--- Job ---
Type the records out again in full, exactly.

--- Extracted records ---
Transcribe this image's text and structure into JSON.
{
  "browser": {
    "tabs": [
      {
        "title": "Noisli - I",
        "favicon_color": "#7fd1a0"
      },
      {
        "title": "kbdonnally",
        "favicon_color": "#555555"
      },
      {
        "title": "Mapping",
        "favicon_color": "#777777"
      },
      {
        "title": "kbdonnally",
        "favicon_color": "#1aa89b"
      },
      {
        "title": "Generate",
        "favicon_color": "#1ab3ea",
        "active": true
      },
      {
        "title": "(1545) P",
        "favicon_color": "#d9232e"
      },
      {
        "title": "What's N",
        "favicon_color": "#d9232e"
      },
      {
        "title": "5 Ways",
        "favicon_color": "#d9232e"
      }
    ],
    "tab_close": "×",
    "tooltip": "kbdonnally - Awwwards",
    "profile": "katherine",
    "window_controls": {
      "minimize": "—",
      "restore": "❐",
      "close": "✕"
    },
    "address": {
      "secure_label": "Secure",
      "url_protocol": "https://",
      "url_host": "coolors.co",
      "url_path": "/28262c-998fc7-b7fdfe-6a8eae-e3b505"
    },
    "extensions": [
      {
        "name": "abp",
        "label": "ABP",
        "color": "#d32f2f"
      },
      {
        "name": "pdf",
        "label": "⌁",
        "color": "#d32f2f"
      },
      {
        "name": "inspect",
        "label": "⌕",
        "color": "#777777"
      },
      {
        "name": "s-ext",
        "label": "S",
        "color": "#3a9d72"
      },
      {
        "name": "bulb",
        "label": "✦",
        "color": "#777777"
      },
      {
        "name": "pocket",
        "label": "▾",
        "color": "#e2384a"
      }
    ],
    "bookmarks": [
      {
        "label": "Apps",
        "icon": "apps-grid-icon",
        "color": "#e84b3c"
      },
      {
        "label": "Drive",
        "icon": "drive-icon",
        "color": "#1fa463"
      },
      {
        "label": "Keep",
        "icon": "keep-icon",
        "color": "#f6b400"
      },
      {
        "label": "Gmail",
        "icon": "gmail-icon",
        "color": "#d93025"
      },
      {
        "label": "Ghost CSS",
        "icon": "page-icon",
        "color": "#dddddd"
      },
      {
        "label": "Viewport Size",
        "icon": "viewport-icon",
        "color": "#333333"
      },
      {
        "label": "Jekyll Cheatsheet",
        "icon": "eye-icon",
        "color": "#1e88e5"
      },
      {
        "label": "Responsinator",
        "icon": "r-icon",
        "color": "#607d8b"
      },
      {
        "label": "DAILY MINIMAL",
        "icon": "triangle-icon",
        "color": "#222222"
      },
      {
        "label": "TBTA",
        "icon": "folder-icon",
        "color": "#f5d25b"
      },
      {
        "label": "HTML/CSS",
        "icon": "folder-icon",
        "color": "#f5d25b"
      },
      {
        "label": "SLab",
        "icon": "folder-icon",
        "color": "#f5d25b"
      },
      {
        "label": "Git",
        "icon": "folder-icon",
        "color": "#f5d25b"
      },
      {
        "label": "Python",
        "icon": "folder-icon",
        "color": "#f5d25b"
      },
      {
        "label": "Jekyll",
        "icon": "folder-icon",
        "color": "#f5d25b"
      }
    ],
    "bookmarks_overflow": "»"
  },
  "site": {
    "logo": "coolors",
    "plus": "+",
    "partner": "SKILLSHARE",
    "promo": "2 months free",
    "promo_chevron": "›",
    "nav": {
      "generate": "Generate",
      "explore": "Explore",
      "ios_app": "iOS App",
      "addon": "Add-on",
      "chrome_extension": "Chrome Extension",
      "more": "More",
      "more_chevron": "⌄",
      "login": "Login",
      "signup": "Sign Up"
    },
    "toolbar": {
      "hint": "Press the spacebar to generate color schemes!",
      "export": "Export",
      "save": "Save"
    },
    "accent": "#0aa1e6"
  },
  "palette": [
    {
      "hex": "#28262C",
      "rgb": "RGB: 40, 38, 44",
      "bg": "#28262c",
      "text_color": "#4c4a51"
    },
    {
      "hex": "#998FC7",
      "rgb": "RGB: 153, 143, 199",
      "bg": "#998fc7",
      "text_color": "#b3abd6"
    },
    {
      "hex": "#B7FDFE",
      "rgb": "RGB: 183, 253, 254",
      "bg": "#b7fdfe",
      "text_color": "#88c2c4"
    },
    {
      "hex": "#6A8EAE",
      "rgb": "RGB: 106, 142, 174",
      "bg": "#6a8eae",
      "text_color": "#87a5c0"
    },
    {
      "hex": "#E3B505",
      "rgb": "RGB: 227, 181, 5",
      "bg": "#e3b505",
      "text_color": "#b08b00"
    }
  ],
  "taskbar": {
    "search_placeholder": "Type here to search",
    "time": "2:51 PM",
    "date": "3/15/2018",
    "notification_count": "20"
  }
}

--- Response to this task ---
Transcribe this image's text and structure into JSON.
{
  "browser": {
    "tabs": [
      {
        "title": "Noisli - I",
        "favicon_color": "#7fd1a0"
      },
      {
        "title": "kbdonnally",
        "favicon_color": "#555555"
      },
      {
        "title": "Mapping",
        "favicon_color": "#777777"
      },
      {
        "title": "kbdonnally",
        "favicon_color": "#1aa89b"
      },
      {
        "title": "Generate",
        "favicon_color": "#1ab3ea",
        "active": true
      },
      {
        "title": "(1545) P",
        "favicon_color": "#d9232e"
      },
      {
        "title": "What's N",
        "favicon_color": "#d9232e"
      },
      {
        "title": "5 Ways",
        "favicon_color": "#d9232e"
      }
    ],
    "tab_close": "×",
    "tooltip": "kbdonnally - Awwwards",
    "profile": "katherine",
    "window_controls": {
      "minimize": "—",
      "restore": "❐",
      "close": "✕"
    },
    "address": {
      "secure_label": "Secure",
      "url_protocol": "https://",
      "url_host": "coolors.co",
      "url_path": "/28262c-998fc7-b7fdfe-6a8eae-e3b505"
    },
    "extensions": [
      {
        "name": "abp",
        "label": "ABP",
        "color": "#d32f2f"
      },
      {
        "name": "pdf",
        "label": "⌁",
        "color": "#d32f2f"
      },
      {
        "name": "inspect",
        "label": "⌕",
        "color": "#777777"
      },
      {
        "name": "s-ext",
        "label": "S",
        "color": "#3a9d72"
      },
      {
        "name": "bulb",
        "label": "✦",
        "color": "#777777"
      },
      {
        "name": "pocket",
        "label": "▾",
        "color": "#e2384a"
      }
    ],
    "bookmarks": [
      {
        "label": "Apps",
        "icon": "apps-grid-icon",
        "color": "#e84b3c"
      },
      {
        "label": "Drive",
        "icon": "drive-icon",
        "color": "#1fa463"
      },
      {
        "label": "Keep",
        "icon": "keep-icon",
        "color": "#f6b400"
      },
      {
        "label": "Gmail",
        "icon": "gmail-icon",
        "color": "#d93025"
      },
      {
        "label": "Ghost CSS",
        "icon": "page-icon",
        "color": "#dddddd"
      },
      {
        "label": "Viewport Size",
        "icon": "viewport-icon",
        "color": "#333333"
      },
      {
        "label": "Jekyll Cheatsheet",
        "icon": "eye-icon",
        "color": "#1e88e5"
      },
      {
        "label": "Responsinator",
        "icon": "r-icon",
        "color": "#607d8b"
      },
      {
        "label": "DAILY MINIMAL",
        "icon": "triangle-icon",
        "color": "#222222"
      },
      {
        "label": "TBTA",
        "icon": "folder-icon",
        "color": "#f5d25b"
      },
      {
        "label": "HTML/CSS",
        "icon": "folder-icon",
        "color": "#f5d25b"
      },
      {
        "label": "SLab",
        "icon": "folder-icon",
        "color": "#f5d25b"
      },
      {
        "label": "Git",
        "icon": "folder-icon",
        "color": "#f5d25b"
      },
      {
        "label": "Python",
        "icon": "folder-icon",
        "color": "#f5d25b"
      },
      {
        "label": "Jekyll",
        "icon": "folder-icon",
        "color": "#f5d25b"
      }
    ],
    "bookmarks_overflow": "»"
  },
  "site": {
    "logo": "coolors",
    "plus": "+",
    "partner": "SKILLSHARE",
    "promo": "2 months free",
    "promo_chevron": "›",
    "nav": {
      "generate": "Generate",
      "explore": "Explore",
      "ios_app": "iOS App",
      "addon": "Add-on",
      "chrome_extension": "Chrome Extension",
      "more": "More",
      "more_chevron": "⌄",
      "login": "Login",
      "signup": "Sign Up"
    },
    "toolbar": {
      "hint": "Press the spacebar to generate color schemes!",
      "export": "Export",
      "save": "Save"
    },
    "accent": "#0aa1e6"
  },
  "palette": [
    {
      "hex": "#28262C",
      "rgb": "RGB: 40, 38, 44",
      "bg": "#28262c",
      "text_color": "#4c4a51"
    },
    {
      "hex": "#998FC7",
      "rgb": "RGB: 153, 143, 199",
      "bg": "#998fc7",
      "text_color": "#b3abd6"
    },
    {
      "hex": "#B7FDFE",
      "rgb": "RGB: 183, 253, 254",
      "bg": "#b7fdfe",
      "text_color": "#88c2c4"
    },
    {
      "hex": "#6A8EAE",
      "rgb": "RGB: 106, 142, 174",
      "bg": "#6a8eae",
      "text_color": "#87a5c0"
    },
    {
      "hex": "#E3B505",
      "rgb": "RGB: 227, 181, 5",
      "bg": "#e3b505",
      "text_color": "#b08b00"
    }
  ],
  "taskbar": {
    "search_placeholder": "Type here to search",
    "time": "2:51 PM",
    "date": "3/15/2018",
    "notification_count": "20"
  }
}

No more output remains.